■ **Fragmento seleccionado**
- - - -

Cuando hablo de protocolos me refiero a una ampliación de la cuarta definición que para este término incluye el Diccionario de la Real Academia Española: 4. m. Plan escrito y detallado de un experimento científico, un ensayo clínico o una actuación médica. He dicho definición ampliada, en cuanto hoy los protocolos han invadido otros campos de la actividad humana.
En cuanto a la definición que hace el DRAE de la burocracia, no puedo resistir la tentación de incluirla completa, por cuanto constituye tanto una relación histórica como una valoración:
burocracia. (Del fr. bureaucratie, y este de bureau ‘oficina, escritorio’ y -cratie ‘-cracia’).
1. f. Organización regulada por normas que establecen un orden racional para distribuir y gestionar los asuntos que le son propios.
2. f. Conjunto de los servidores públicos.
3. f. Influencia excesiva de los funcionarios en los asuntos públicos.
4. f. Administración ineficiente a causa del papeleo, la rigidez y las formalidades superfluas.

- - - -

■ **Datos proporcionados**
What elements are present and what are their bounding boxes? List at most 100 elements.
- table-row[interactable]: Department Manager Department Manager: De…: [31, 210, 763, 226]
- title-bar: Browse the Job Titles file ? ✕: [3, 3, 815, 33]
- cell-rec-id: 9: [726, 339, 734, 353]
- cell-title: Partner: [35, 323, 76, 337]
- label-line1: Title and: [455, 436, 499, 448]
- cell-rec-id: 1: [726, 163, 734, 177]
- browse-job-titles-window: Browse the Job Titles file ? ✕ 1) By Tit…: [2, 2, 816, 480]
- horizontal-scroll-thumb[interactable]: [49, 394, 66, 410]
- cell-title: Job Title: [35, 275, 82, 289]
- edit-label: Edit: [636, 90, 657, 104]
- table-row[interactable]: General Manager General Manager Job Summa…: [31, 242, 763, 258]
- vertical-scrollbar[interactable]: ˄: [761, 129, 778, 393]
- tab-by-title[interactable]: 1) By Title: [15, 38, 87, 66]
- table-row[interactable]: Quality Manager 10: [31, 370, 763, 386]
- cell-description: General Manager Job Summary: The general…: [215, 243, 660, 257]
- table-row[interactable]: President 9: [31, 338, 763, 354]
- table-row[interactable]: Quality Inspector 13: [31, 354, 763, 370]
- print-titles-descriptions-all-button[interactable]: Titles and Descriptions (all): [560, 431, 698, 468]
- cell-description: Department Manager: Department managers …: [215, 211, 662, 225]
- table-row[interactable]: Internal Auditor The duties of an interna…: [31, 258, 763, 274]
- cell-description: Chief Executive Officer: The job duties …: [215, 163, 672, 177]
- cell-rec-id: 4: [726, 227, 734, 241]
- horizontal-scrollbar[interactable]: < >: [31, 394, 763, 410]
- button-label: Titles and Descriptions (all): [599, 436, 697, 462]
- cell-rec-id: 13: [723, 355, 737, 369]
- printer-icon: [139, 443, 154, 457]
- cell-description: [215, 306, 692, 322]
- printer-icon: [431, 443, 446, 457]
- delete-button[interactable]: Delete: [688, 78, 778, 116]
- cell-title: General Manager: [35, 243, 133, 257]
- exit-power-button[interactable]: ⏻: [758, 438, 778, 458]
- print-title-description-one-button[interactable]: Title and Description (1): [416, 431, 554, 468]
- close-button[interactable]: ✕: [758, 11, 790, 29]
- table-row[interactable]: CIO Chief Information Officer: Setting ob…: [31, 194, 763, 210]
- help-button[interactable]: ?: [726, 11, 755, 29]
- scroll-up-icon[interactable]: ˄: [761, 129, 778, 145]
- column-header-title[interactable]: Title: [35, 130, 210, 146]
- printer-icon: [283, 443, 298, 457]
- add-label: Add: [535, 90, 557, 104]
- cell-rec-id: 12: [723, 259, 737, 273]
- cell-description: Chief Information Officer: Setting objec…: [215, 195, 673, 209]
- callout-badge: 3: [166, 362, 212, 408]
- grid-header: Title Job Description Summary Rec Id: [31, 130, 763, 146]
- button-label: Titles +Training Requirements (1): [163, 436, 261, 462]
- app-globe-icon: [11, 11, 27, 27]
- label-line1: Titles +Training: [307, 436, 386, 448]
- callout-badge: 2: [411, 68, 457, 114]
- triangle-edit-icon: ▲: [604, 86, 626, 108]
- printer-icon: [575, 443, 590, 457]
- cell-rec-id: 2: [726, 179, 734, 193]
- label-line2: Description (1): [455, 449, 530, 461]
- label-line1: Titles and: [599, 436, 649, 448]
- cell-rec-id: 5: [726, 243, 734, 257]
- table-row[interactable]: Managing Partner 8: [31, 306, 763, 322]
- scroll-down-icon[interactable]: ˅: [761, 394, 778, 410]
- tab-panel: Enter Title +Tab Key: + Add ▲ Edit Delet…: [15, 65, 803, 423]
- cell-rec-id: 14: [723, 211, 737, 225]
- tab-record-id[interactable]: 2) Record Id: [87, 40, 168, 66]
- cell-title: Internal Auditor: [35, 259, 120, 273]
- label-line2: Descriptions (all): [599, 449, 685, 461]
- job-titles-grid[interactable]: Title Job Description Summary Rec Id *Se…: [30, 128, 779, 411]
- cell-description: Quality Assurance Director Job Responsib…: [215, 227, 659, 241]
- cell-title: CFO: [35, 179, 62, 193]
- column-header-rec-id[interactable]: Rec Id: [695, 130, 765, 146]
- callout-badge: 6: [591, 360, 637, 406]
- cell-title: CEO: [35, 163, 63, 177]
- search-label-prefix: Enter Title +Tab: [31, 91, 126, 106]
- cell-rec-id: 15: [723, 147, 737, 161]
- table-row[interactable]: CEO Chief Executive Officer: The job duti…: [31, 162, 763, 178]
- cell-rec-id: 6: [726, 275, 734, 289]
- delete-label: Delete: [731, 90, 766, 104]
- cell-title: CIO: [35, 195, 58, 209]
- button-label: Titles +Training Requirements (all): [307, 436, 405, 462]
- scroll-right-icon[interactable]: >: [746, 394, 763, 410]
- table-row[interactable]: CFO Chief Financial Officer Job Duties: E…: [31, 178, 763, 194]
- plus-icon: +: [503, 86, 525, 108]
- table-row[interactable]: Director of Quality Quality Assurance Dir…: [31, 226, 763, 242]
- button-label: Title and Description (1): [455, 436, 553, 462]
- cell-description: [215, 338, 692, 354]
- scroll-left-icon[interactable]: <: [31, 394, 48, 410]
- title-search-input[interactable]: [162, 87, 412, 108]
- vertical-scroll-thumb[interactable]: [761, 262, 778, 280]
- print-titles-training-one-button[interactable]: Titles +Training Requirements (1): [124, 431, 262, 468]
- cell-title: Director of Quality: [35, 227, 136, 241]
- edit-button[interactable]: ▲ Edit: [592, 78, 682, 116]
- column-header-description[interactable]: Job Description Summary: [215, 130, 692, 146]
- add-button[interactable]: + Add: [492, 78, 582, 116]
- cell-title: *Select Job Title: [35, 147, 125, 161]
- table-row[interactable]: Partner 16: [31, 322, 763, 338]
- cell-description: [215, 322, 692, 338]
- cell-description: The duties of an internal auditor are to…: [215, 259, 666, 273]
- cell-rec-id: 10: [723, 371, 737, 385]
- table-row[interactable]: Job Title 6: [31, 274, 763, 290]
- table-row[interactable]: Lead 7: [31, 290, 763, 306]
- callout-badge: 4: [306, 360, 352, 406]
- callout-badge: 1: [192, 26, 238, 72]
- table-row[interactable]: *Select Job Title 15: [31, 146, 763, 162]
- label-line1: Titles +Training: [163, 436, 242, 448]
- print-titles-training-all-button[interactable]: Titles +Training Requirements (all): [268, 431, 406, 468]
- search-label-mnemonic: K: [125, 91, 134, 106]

- - - -

■ **Inténtalo**
Reescribe el fragmento sobre protocolos y burocracia desde las palabras "Cuando hablo de" hasta las palabras "y -cratie ‘-cracia’).", y cambia cada "definición" por "acepción". Los registros no intervienen en este ejercicio.

■ **La respuesta**
Cuando hablo de protocolos me refiero a una ampliación de la cuarta acepción que para este término incluye el Diccionario de la Real Academia Española: 4. m. Plan escrito y detallado de un experimento científico, un ensayo clínico o una actuación médica. He dicho acepción ampliada, en cuanto hoy los protocolos han invadido otros campos de la actividad humana.
En cuanto a la acepción que hace el DRAE de la burocracia, no puedo resistir la tentación de incluirla completa, por cuanto constituye tanto una relación histórica como una valoración:
burocracia. (Del fr. bureaucratie, y este de bureau ‘oficina, escritorio’ y -cratie ‘-cracia’).